TEXTO DE ESTUDIO
+ + + + + + +
Así estaban las cosas cuando llegó el meteorito. Minúsculo, sí, pero no menos destructivo que aquél que se estrelló en la península de Yucatán y puso fin al imperio de los dinosaurios. Una insignificancia en forma de corona que amenaza con destruir una industria que ya había salido muy perjudicada de la anterior crisis económica.
¿Y qué pasará a continuación? Como diría el maestro Yoda, difícil es decirlo, porque “el futuro siempre en movimiento está”… Pero no renuncio a intentarlo.
La crisis editorial tiene lugar, como ya he señalado antes, en el marco de una descomposición general de la cultura, e incluso de la inteligencia, no solo en España sino en todo Occidente. Es un asunto trivial y suficientemente conocido en el que no vale la pena detenerse. Durante una breve edad de oro se llegó a editar mucho y, en general, bastante bien en este país, pero desde que doblamos la esquina del siglo la degradación resulta ya imparable. No vamos a entrar en detalles; en última instancia se trata sencillamente de la agonía de una civilización, como bien ha diagnosticado Houellebecq, lo que no debería preocuparnos ni mucho ni poco, teniendo en cuenta que nuestro destino, tanto individual como colectivo, es, de todas formas, la extinción. (El teorema de Gödel, el descubrimiento de la energía oscura y la segunda ley de la termodinámica son la triple garantía de que nuestros sueños de inmortalidad no van a materializarse nunca). Entre tanto, y puesto que la literatura cumple una función esencial como “depuradora social”, permitiendo el desarrollo del juicio crítico -fruto de una visión compleja del mundo-; su inevitable devaluación conduce al recrudecimiento de los populismos en política. El resultado será un típico feedback, ya que las corrientes populistas rebajan todavía más el nivel de inteligencia y aceleran el declive occidental y la oscilación del centro de gravedad global hacia potencias que nada tienen que ver con nuestra cultura de tradición humanista y valores liberales. Ojalá Biden y Kamala sean capaces de ralentizar esta deriva durante algún tiempo; aunque la edad del nuevo presidente no permite augurar un gran futuro para la esperanza.
+ + + + + + +
DATOS DEL EJERCICIO
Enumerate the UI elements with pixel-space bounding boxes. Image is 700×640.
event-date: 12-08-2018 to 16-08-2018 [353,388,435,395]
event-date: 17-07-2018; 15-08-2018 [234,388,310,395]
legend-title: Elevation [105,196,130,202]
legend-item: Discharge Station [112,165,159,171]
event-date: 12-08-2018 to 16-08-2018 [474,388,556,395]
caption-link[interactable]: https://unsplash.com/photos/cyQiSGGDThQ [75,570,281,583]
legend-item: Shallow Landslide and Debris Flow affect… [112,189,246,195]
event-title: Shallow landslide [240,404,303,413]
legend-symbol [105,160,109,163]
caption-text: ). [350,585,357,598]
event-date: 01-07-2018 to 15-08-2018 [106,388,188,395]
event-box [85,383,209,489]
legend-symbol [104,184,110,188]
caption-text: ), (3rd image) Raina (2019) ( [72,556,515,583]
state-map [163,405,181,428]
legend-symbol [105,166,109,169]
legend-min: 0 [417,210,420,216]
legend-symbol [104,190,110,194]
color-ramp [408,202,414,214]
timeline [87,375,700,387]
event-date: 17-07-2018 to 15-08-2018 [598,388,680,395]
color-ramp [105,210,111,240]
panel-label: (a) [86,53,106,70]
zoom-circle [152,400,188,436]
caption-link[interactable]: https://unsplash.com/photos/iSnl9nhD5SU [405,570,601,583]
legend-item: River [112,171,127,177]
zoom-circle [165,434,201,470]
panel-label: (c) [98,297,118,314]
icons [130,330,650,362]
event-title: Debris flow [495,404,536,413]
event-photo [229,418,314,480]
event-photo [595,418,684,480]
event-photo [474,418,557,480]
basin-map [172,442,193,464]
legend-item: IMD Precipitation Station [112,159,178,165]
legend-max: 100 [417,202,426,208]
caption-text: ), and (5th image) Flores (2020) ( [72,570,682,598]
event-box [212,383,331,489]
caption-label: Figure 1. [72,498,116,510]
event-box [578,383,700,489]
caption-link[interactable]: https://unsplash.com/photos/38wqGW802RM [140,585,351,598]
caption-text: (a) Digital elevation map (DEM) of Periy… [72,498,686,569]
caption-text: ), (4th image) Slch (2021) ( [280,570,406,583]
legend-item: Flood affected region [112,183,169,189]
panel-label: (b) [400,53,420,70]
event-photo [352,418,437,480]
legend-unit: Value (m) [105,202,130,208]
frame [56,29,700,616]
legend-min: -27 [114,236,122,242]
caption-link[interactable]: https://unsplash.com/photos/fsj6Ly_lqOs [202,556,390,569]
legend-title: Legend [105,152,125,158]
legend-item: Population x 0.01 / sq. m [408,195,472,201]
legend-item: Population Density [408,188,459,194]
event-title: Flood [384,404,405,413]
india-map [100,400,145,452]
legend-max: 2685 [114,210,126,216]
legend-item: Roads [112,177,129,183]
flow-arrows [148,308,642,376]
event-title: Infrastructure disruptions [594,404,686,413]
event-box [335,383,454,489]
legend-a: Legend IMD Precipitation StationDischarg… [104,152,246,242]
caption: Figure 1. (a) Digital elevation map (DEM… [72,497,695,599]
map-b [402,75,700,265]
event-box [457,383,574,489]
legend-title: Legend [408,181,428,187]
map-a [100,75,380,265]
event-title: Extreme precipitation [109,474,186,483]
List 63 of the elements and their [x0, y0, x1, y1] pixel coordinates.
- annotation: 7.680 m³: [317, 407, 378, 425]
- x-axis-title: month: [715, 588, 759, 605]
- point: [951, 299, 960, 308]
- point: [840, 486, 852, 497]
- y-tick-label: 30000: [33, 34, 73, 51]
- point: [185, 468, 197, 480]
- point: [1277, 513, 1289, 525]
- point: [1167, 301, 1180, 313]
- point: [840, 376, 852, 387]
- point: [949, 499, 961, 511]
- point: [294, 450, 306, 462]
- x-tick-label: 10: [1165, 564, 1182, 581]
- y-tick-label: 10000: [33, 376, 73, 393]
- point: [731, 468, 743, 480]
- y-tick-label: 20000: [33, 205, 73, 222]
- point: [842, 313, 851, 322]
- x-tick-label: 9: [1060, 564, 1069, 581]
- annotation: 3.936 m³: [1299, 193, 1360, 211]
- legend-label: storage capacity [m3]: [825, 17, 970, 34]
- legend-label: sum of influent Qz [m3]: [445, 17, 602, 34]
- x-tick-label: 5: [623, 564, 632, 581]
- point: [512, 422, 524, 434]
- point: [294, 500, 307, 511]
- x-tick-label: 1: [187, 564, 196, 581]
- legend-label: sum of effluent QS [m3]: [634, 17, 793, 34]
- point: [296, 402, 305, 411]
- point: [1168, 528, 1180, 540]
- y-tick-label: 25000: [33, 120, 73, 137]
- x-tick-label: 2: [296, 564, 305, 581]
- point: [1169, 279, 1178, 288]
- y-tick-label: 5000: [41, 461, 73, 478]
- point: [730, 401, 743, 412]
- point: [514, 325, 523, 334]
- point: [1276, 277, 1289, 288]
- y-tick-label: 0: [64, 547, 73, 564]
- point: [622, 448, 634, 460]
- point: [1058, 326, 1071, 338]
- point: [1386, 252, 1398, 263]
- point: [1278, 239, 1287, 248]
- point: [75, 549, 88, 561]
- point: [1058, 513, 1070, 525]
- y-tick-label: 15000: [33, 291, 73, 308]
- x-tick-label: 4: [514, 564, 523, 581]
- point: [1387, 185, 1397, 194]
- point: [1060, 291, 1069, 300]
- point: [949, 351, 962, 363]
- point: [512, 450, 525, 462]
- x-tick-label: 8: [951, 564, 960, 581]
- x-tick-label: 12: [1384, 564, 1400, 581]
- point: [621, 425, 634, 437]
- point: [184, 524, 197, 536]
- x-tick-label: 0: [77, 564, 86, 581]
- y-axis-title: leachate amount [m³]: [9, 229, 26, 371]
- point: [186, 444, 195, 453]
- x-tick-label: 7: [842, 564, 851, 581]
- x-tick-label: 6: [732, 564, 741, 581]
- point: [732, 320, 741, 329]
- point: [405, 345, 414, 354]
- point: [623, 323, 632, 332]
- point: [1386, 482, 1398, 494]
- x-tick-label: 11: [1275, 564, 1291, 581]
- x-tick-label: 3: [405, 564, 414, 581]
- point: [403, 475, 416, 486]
+ + + + + + +
TAREA ASIGNADA
Reproduce sin cambios el pasaje del texto sobre la crisis editorial que comienza en las palabras que contienen "Así estaban las" y detente después de "anterior crisis económica.". Los ítems provienen de una fuente distinta a la del texto.

RESULTADO DEL EJERCICIO
Así estaban las cosas cuando llegó el meteorito. Minúsculo, sí, pero no menos destructivo que aquél que se estrelló en la península de Yucatán y puso fin al imperio de los dinosaurios. Una insignificancia en forma de corona que amenaza con destruir una industria que ya había salido muy perjudicada de la anterior crisis económica.